— start of Material provided —
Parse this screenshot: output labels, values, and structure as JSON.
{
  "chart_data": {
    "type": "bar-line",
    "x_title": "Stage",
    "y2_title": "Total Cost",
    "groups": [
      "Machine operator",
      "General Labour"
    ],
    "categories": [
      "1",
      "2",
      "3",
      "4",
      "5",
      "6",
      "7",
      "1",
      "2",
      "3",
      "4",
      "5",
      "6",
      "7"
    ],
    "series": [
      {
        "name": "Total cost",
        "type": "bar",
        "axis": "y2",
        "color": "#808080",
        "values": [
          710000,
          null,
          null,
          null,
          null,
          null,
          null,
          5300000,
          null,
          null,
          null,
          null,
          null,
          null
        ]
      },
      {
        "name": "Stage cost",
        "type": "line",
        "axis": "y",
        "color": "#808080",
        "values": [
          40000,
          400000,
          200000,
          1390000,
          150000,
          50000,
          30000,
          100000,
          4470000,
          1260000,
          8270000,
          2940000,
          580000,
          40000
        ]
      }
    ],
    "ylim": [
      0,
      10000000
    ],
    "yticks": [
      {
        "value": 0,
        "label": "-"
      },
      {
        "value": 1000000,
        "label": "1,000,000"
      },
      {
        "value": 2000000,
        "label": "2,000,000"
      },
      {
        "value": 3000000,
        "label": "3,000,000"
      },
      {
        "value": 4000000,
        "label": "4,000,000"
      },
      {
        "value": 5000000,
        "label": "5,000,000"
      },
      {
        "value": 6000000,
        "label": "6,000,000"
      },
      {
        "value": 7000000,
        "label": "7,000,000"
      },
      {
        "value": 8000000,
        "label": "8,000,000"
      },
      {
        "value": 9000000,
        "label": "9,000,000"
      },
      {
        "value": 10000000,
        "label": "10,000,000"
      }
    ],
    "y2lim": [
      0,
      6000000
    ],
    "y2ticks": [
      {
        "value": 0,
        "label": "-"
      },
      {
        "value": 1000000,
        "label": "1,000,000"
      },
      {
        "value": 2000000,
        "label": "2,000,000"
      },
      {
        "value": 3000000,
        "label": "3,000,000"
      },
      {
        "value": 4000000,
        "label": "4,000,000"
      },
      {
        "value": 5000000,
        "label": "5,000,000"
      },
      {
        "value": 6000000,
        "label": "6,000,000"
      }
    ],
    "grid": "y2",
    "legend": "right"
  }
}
— end of Material provided —
◆ **Direction**: Every record should be repeated exactly; please leave none out.

◆ **The answer**:
Parse this screenshot: output labels, values, and structure as JSON.
{
  "chart_data": {
    "type": "bar-line",
    "x_title": "Stage",
    "y2_title": "Total Cost",
    "groups": [
      "Machine operator",
      "General Labour"
    ],
    "categories": [
      "1",
      "2",
      "3",
      "4",
      "5",
      "6",
      "7",
      "1",
      "2",
      "3",
      "4",
      "5",
      "6",
      "7"
    ],
    "series": [
      {
        "name": "Total cost",
        "type": "bar",
        "axis": "y2",
        "color": "#808080",
        "values": [
          710000,
          null,
          null,
          null,
          null,
          null,
          null,
          5300000,
          null,
          null,
          null,
          null,
          null,
          null
        ]
      },
      {
        "name": "Stage cost",
        "type": "line",
        "axis": "y",
        "color": "#808080",
        "values": [
          40000,
          400000,
          200000,
          1390000,
          150000,
          50000,
          30000,
          100000,
          4470000,
          1260000,
          8270000,
          2940000,
          580000,
          40000
        ]
      }
    ],
    "ylim": [
      0,
      10000000
    ],
    "yticks": [
      {
        "value": 0,
        "label": "-"
      },
      {
        "value": 1000000,
        "label": "1,000,000"
      },
      {
        "value": 2000000,
        "label": "2,000,000"
      },
      {
        "value": 3000000,
        "label": "3,000,000"
      },
      {
        "value": 4000000,
        "label": "4,000,000"
      },
      {
        "value": 5000000,
        "label": "5,000,000"
      },
      {
        "value": 6000000,
        "label": "6,000,000"
      },
      {
        "value": 7000000,
        "label": "7,000,000"
      },
      {
        "value": 8000000,
        "label": "8,000,000"
      },
      {
        "value": 9000000,
        "label": "9,000,000"
      },
      {
        "value": 10000000,
        "label": "10,000,000"
      }
    ],
    "y2lim": [
      0,
      6000000
    ],
    "y2ticks": [
      {
        "value": 0,
        "label": "-"
      },
      {
        "value": 1000000,
        "label": "1,000,000"
      },
      {
        "value": 2000000,
        "label": "2,000,000"
      },
      {
        "value": 3000000,
        "label": "3,000,000"
      },
      {
        "value": 4000000,
        "label": "4,000,000"
      },
      {
        "value": 5000000,
        "label": "5,000,000"
      },
      {
        "value": 6000000,
        "label": "6,000,000"
      }
    ],
    "grid": "y2",
    "legend": "right"
  }
}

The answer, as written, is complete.